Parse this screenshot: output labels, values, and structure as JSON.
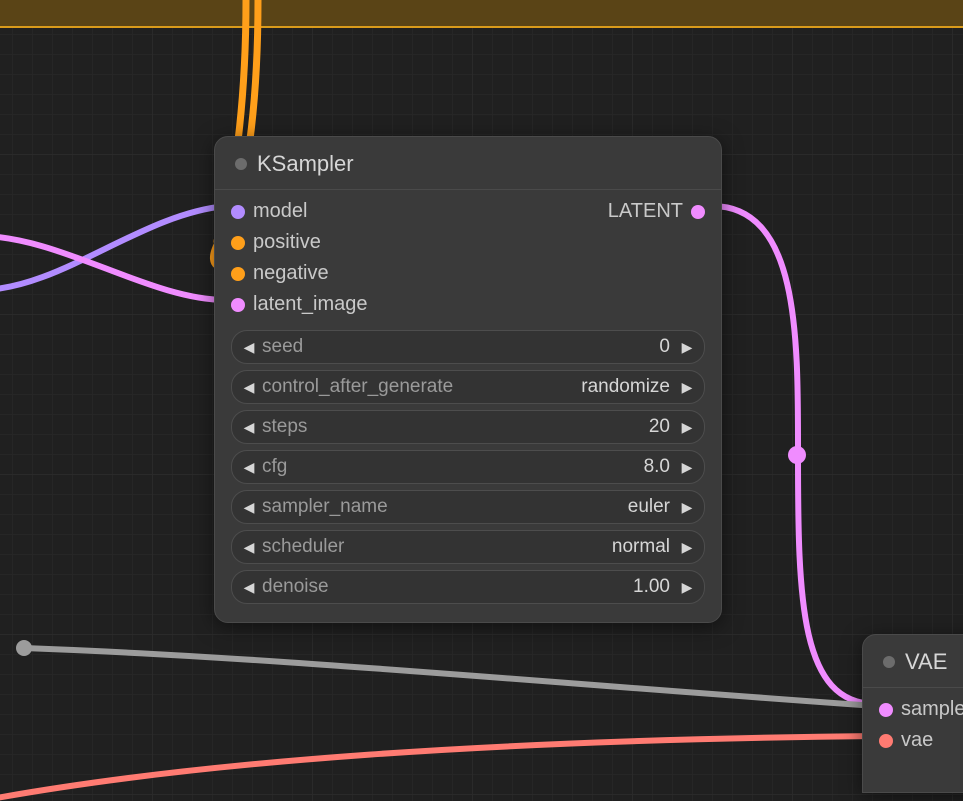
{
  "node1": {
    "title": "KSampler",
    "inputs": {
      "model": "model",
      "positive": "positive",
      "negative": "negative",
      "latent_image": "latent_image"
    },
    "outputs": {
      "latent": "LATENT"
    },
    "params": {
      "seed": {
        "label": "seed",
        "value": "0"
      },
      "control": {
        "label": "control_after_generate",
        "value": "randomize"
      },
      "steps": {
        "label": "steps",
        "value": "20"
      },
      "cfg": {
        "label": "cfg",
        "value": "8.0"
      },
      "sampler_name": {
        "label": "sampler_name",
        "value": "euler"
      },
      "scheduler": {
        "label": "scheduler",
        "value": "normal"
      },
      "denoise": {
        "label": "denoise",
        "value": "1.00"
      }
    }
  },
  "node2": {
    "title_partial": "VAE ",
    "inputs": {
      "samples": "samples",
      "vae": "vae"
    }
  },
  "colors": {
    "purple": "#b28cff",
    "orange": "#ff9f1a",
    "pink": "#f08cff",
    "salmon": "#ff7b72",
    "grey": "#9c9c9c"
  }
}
________________________
What is required -> Make an exact copy of the records above, with the pictures left out.

Task response ->
Parse this screenshot: output labels, values, and structure as JSON.
{
  "node1": {
    "title": "KSampler",
    "inputs": {
      "model": "model",
      "positive": "positive",
      "negative": "negative",
      "latent_image": "latent_image"
    },
    "outputs": {
      "latent": "LATENT"
    },
    "params": {
      "seed": {
        "label": "seed",
        "value": "0"
      },
      "control": {
        "label": "control_after_generate",
        "value": "randomize"
      },
      "steps": {
        "label": "steps",
        "value": "20"
      },
      "cfg": {
        "label": "cfg",
        "value": "8.0"
      },
      "sampler_name": {
        "label": "sampler_name",
        "value": "euler"
      },
      "scheduler": {
        "label": "scheduler",
        "value": "normal"
      },
      "denoise": {
        "label": "denoise",
        "value": "1.00"
      }
    }
  },
  "node2": {
    "title_partial": "VAE ",
    "inputs": {
      "samples": "samples",
      "vae": "vae"
    }
  },
  "colors": {
    "purple": "#b28cff",
    "orange": "#ff9f1a",
    "pink": "#f08cff",
    "salmon": "#ff7b72",
    "grey": "#9c9c9c"
  }
}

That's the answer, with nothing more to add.